What to do: Gather all lines containing the string "JSON" and copy them out.

Entries:
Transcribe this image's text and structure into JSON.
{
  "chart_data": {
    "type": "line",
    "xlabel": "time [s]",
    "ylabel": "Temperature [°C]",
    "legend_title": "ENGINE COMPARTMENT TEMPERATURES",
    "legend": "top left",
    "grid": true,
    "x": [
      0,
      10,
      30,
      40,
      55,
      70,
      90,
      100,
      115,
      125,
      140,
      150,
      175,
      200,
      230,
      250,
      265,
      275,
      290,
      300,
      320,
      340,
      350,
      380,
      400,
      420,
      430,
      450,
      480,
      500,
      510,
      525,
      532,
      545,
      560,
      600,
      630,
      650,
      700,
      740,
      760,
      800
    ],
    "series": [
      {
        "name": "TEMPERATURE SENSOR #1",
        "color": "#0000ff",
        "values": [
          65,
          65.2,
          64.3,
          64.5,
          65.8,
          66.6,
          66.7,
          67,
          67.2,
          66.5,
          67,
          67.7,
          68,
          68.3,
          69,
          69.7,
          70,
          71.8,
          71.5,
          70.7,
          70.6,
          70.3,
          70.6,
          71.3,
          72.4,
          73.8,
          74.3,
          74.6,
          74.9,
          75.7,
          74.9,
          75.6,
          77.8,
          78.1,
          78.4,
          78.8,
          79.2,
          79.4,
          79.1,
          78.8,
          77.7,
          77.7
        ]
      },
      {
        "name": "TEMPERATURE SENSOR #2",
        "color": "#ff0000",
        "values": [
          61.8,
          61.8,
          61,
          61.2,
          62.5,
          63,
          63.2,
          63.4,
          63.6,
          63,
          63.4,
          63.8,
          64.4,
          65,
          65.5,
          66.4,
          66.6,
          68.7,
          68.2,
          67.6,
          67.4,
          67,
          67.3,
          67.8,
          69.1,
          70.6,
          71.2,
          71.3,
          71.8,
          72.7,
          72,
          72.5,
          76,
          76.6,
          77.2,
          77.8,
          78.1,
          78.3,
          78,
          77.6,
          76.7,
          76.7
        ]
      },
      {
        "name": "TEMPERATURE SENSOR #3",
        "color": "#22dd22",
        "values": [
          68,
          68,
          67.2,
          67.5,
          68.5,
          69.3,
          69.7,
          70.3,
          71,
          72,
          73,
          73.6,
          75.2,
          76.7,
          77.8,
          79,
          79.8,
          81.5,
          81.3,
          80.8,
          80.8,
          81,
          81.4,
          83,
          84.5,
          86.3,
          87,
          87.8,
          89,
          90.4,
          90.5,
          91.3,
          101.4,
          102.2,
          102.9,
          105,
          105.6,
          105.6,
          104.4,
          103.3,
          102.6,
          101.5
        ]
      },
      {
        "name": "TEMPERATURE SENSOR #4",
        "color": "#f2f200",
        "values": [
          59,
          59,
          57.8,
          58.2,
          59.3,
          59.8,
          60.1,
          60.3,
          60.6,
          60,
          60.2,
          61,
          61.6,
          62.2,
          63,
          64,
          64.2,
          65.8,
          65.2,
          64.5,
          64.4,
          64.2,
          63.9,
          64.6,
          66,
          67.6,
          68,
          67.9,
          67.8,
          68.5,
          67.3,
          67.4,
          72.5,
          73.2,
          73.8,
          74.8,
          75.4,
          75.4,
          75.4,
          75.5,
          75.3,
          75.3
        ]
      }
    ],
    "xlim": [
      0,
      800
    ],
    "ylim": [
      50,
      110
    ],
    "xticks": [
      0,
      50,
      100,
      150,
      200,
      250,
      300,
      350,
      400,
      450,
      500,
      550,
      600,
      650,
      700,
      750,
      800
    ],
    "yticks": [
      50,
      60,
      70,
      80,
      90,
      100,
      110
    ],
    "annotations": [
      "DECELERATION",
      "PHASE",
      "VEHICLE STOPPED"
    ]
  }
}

--

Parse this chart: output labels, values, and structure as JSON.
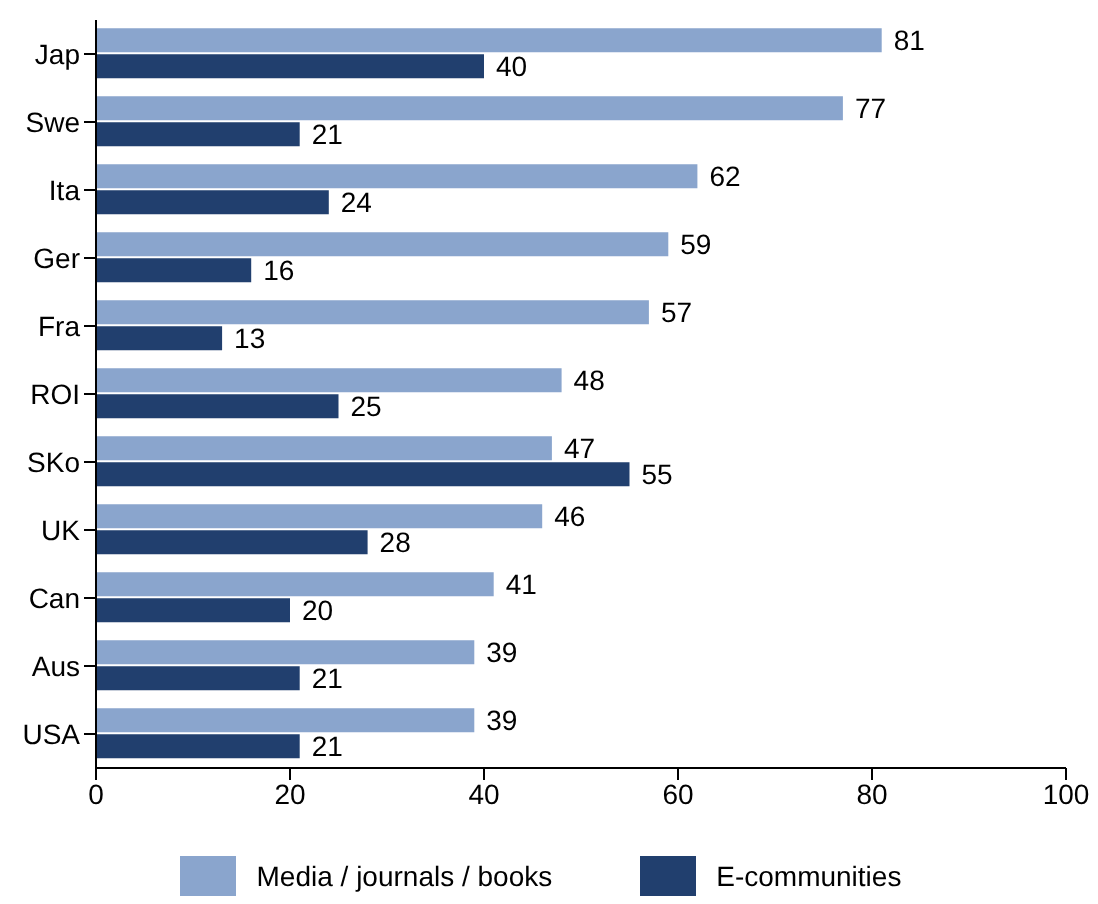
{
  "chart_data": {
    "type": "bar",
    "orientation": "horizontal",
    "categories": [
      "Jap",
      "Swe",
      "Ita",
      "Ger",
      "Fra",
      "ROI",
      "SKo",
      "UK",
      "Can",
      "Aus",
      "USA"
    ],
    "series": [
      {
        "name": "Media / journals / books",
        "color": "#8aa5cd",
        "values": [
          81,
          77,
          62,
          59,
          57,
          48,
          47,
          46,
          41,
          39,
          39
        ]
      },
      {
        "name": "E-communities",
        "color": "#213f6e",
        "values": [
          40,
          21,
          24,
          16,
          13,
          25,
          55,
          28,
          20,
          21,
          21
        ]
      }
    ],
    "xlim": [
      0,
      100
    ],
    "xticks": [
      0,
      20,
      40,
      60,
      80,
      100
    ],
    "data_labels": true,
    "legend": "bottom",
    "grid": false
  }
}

---

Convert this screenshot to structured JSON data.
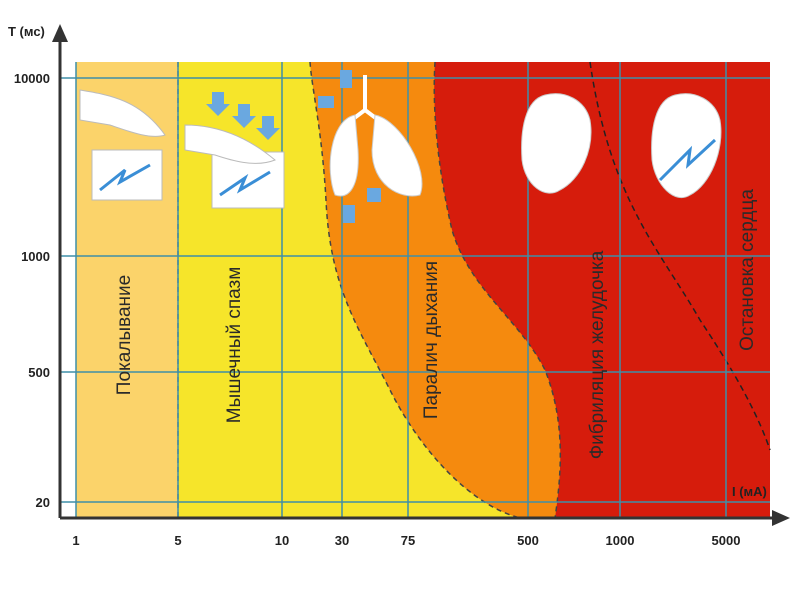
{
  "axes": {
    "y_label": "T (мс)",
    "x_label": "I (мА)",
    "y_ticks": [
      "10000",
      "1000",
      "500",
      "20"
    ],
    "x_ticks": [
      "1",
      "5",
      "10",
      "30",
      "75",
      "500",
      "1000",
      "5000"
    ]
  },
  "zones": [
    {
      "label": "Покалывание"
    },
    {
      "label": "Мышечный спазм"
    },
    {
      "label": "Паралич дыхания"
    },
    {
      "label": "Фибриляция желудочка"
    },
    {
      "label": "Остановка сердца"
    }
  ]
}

Full response:
Transcribe this image's text and structure into JSON.
Parse this chart: output labels, values, and structure as JSON.
Convert this screenshot to structured JSON data.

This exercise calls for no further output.